— Dataset items —
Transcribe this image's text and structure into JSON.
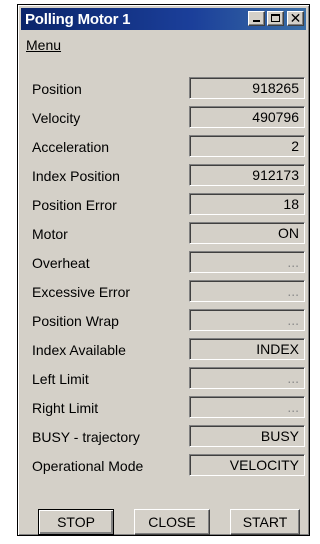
{
  "window": {
    "title": "Polling Motor 1"
  },
  "menu": {
    "label": "Menu"
  },
  "rows": [
    {
      "label": "Position",
      "value": "918265"
    },
    {
      "label": "Velocity",
      "value": "490796"
    },
    {
      "label": "Acceleration",
      "value": "2"
    },
    {
      "label": "Index Position",
      "value": "912173"
    },
    {
      "label": "Position Error",
      "value": "18"
    },
    {
      "label": "Motor",
      "value": "ON"
    },
    {
      "label": "Overheat",
      "value": "..."
    },
    {
      "label": "Excessive Error",
      "value": "..."
    },
    {
      "label": "Position Wrap",
      "value": "..."
    },
    {
      "label": "Index Available",
      "value": "INDEX"
    },
    {
      "label": "Left Limit",
      "value": "..."
    },
    {
      "label": "Right Limit",
      "value": "..."
    },
    {
      "label": "BUSY - trajectory",
      "value": "BUSY"
    },
    {
      "label": "Operational Mode",
      "value": "VELOCITY"
    }
  ],
  "buttons": {
    "stop": "STOP",
    "close": "CLOSE",
    "start": "START"
  },
  "colors": {
    "titlebar": "#0a246a",
    "face": "#d4d0c8"
  },
  "icons": {
    "minimize": "minimize-icon",
    "maximize": "maximize-icon",
    "close": "close-icon"
  }
}
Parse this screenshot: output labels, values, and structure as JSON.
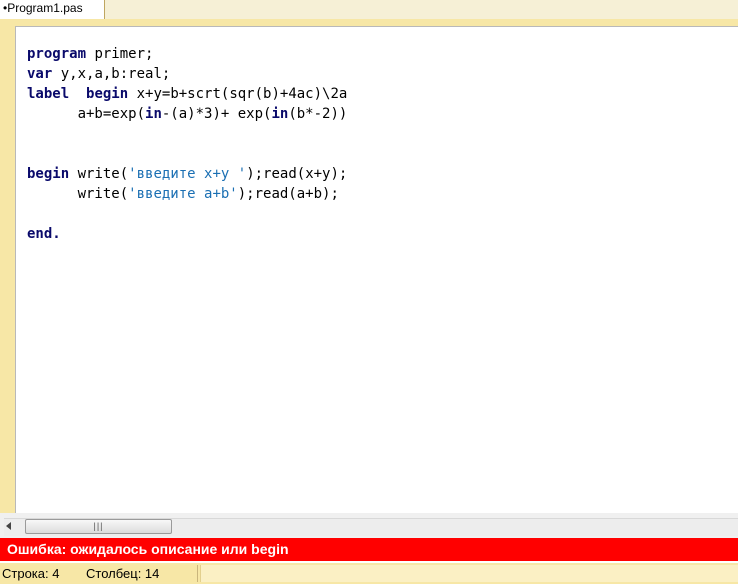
{
  "tab": {
    "label": "•Program1.pas"
  },
  "code": {
    "lines": [
      [
        {
          "t": "program",
          "k": 1
        },
        {
          "t": " primer;"
        }
      ],
      [
        {
          "t": "var",
          "k": 1
        },
        {
          "t": " y,x,a,b:real;"
        }
      ],
      [
        {
          "t": "label",
          "k": 1
        },
        {
          "t": "  "
        },
        {
          "t": "begin",
          "k": 1
        },
        {
          "t": " x+y=b+scrt(sqr(b)+4ac)\\2a"
        }
      ],
      [
        {
          "t": "      a+b=exp("
        },
        {
          "t": "in",
          "k": 1
        },
        {
          "t": "-(a)*3)+ exp("
        },
        {
          "t": "in",
          "k": 1
        },
        {
          "t": "(b*-2))"
        }
      ],
      [
        {
          "t": ""
        }
      ],
      [
        {
          "t": ""
        }
      ],
      [
        {
          "t": "begin",
          "k": 1
        },
        {
          "t": " write("
        },
        {
          "t": "'введите x+y '",
          "s": 1
        },
        {
          "t": ");read(x+y);"
        }
      ],
      [
        {
          "t": "      write("
        },
        {
          "t": "'введите a+b'",
          "s": 1
        },
        {
          "t": ");read(a+b);"
        }
      ],
      [
        {
          "t": ""
        }
      ],
      [
        {
          "t": "end.",
          "k": 1
        }
      ]
    ]
  },
  "scrollbar": {
    "grip": "|||"
  },
  "error": {
    "message": "Ошибка: ожидалось описание или begin"
  },
  "status": {
    "row": "Строка: 4",
    "column": "Столбец: 14"
  },
  "colors": {
    "error_bg": "#ff0000",
    "frame_bg": "#f7e7a6",
    "keyword": "#0a0a6b",
    "string": "#1a6fb3"
  }
}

— Short exercise —
Pictures excluded, quote all the data above exactly.

— Output of the exercise —
Transcribe this image's text and structure into JSON.
{
  "window": {
    "title": "Polling Motor 1"
  },
  "menu": {
    "label": "Menu"
  },
  "rows": [
    {
      "label": "Position",
      "value": "918265"
    },
    {
      "label": "Velocity",
      "value": "490796"
    },
    {
      "label": "Acceleration",
      "value": "2"
    },
    {
      "label": "Index Position",
      "value": "912173"
    },
    {
      "label": "Position Error",
      "value": "18"
    },
    {
      "label": "Motor",
      "value": "ON"
    },
    {
      "label": "Overheat",
      "value": "..."
    },
    {
      "label": "Excessive Error",
      "value": "..."
    },
    {
      "label": "Position Wrap",
      "value": "..."
    },
    {
      "label": "Index Available",
      "value": "INDEX"
    },
    {
      "label": "Left Limit",
      "value": "..."
    },
    {
      "label": "Right Limit",
      "value": "..."
    },
    {
      "label": "BUSY - trajectory",
      "value": "BUSY"
    },
    {
      "label": "Operational Mode",
      "value": "VELOCITY"
    }
  ],
  "buttons": {
    "stop": "STOP",
    "close": "CLOSE",
    "start": "START"
  },
  "colors": {
    "titlebar": "#0a246a",
    "face": "#d4d0c8"
  },
  "icons": {
    "minimize": "minimize-icon",
    "maximize": "maximize-icon",
    "close": "close-icon"
  }
}
Parse this screenshot: output labels, values, and structure as JSON.
{
  "tab": {
    "label": "•Program1.pas"
  },
  "code": {
    "lines": [
      [
        {
          "t": "program",
          "k": 1
        },
        {
          "t": " primer;"
        }
      ],
      [
        {
          "t": "var",
          "k": 1
        },
        {
          "t": " y,x,a,b:real;"
        }
      ],
      [
        {
          "t": "label",
          "k": 1
        },
        {
          "t": "  "
        },
        {
          "t": "begin",
          "k": 1
        },
        {
          "t": " x+y=b+scrt(sqr(b)+4ac)\\2a"
        }
      ],
      [
        {
          "t": "      a+b=exp("
        },
        {
          "t": "in",
          "k": 1
        },
        {
          "t": "-(a)*3)+ exp("
        },
        {
          "t": "in",
          "k": 1
        },
        {
          "t": "(b*-2))"
        }
      ],
      [
        {
          "t": ""
        }
      ],
      [
        {
          "t": ""
        }
      ],
      [
        {
          "t": "begin",
          "k": 1
        },
        {
          "t": " write("
        },
        {
          "t": "'введите x+y '",
          "s": 1
        },
        {
          "t": ");read(x+y);"
        }
      ],
      [
        {
          "t": "      write("
        },
        {
          "t": "'введите a+b'",
          "s": 1
        },
        {
          "t": ");read(a+b);"
        }
      ],
      [
        {
          "t": ""
        }
      ],
      [
        {
          "t": "end.",
          "k": 1
        }
      ]
    ]
  },
  "scrollbar": {
    "grip": "|||"
  },
  "error": {
    "message": "Ошибка: ожидалось описание или begin"
  },
  "status": {
    "row": "Строка: 4",
    "column": "Столбец: 14"
  },
  "colors": {
    "error_bg": "#ff0000",
    "frame_bg": "#f7e7a6",
    "keyword": "#0a0a6b",
    "string": "#1a6fb3"
  }
}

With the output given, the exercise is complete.